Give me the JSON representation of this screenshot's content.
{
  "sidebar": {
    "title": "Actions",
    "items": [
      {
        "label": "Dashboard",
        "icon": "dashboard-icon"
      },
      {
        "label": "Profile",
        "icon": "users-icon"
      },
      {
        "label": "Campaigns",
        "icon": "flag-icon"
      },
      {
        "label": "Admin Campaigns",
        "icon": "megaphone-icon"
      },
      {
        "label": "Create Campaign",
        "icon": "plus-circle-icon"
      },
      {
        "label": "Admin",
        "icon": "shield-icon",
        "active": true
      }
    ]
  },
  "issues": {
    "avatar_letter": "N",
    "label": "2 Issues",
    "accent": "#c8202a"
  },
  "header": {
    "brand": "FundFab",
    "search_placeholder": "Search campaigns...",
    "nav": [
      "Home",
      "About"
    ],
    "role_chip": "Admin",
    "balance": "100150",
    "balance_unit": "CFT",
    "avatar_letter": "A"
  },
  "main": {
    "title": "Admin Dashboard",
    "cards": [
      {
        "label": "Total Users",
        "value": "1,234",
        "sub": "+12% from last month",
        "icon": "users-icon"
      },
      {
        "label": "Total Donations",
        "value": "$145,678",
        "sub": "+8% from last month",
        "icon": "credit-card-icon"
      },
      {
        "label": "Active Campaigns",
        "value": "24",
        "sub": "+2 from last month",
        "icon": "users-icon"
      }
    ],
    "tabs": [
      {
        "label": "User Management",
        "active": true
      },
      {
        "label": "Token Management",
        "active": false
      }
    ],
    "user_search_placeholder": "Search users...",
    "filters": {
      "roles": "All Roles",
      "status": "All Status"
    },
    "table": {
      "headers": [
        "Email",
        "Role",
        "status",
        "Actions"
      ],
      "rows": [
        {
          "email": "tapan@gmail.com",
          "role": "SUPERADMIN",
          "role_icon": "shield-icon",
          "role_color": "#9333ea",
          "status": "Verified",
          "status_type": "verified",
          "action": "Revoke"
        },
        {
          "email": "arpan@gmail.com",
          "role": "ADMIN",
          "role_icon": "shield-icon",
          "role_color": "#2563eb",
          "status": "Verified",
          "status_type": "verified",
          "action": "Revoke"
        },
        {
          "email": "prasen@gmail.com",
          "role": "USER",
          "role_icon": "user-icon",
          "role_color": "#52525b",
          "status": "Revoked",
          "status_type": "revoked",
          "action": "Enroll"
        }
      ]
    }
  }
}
---------------
What the task asks: Every record above should be copied exactly.

Result of this task:
Give me the JSON representation of this screenshot's content.
{
  "sidebar": {
    "title": "Actions",
    "items": [
      {
        "label": "Dashboard",
        "icon": "dashboard-icon"
      },
      {
        "label": "Profile",
        "icon": "users-icon"
      },
      {
        "label": "Campaigns",
        "icon": "flag-icon"
      },
      {
        "label": "Admin Campaigns",
        "icon": "megaphone-icon"
      },
      {
        "label": "Create Campaign",
        "icon": "plus-circle-icon"
      },
      {
        "label": "Admin",
        "icon": "shield-icon",
        "active": true
      }
    ]
  },
  "issues": {
    "avatar_letter": "N",
    "label": "2 Issues",
    "accent": "#c8202a"
  },
  "header": {
    "brand": "FundFab",
    "search_placeholder": "Search campaigns...",
    "nav": [
      "Home",
      "About"
    ],
    "role_chip": "Admin",
    "balance": "100150",
    "balance_unit": "CFT",
    "avatar_letter": "A"
  },
  "main": {
    "title": "Admin Dashboard",
    "cards": [
      {
        "label": "Total Users",
        "value": "1,234",
        "sub": "+12% from last month",
        "icon": "users-icon"
      },
      {
        "label": "Total Donations",
        "value": "$145,678",
        "sub": "+8% from last month",
        "icon": "credit-card-icon"
      },
      {
        "label": "Active Campaigns",
        "value": "24",
        "sub": "+2 from last month",
        "icon": "users-icon"
      }
    ],
    "tabs": [
      {
        "label": "User Management",
        "active": true
      },
      {
        "label": "Token Management",
        "active": false
      }
    ],
    "user_search_placeholder": "Search users...",
    "filters": {
      "roles": "All Roles",
      "status": "All Status"
    },
    "table": {
      "headers": [
        "Email",
        "Role",
        "status",
        "Actions"
      ],
      "rows": [
        {
          "email": "tapan@gmail.com",
          "role": "SUPERADMIN",
          "role_icon": "shield-icon",
          "role_color": "#9333ea",
          "status": "Verified",
          "status_type": "verified",
          "action": "Revoke"
        },
        {
          "email": "arpan@gmail.com",
          "role": "ADMIN",
          "role_icon": "shield-icon",
          "role_color": "#2563eb",
          "status": "Verified",
          "status_type": "verified",
          "action": "Revoke"
        },
        {
          "email": "prasen@gmail.com",
          "role": "USER",
          "role_icon": "user-icon",
          "role_color": "#52525b",
          "status": "Revoked",
          "status_type": "revoked",
          "action": "Enroll"
        }
      ]
    }
  }
}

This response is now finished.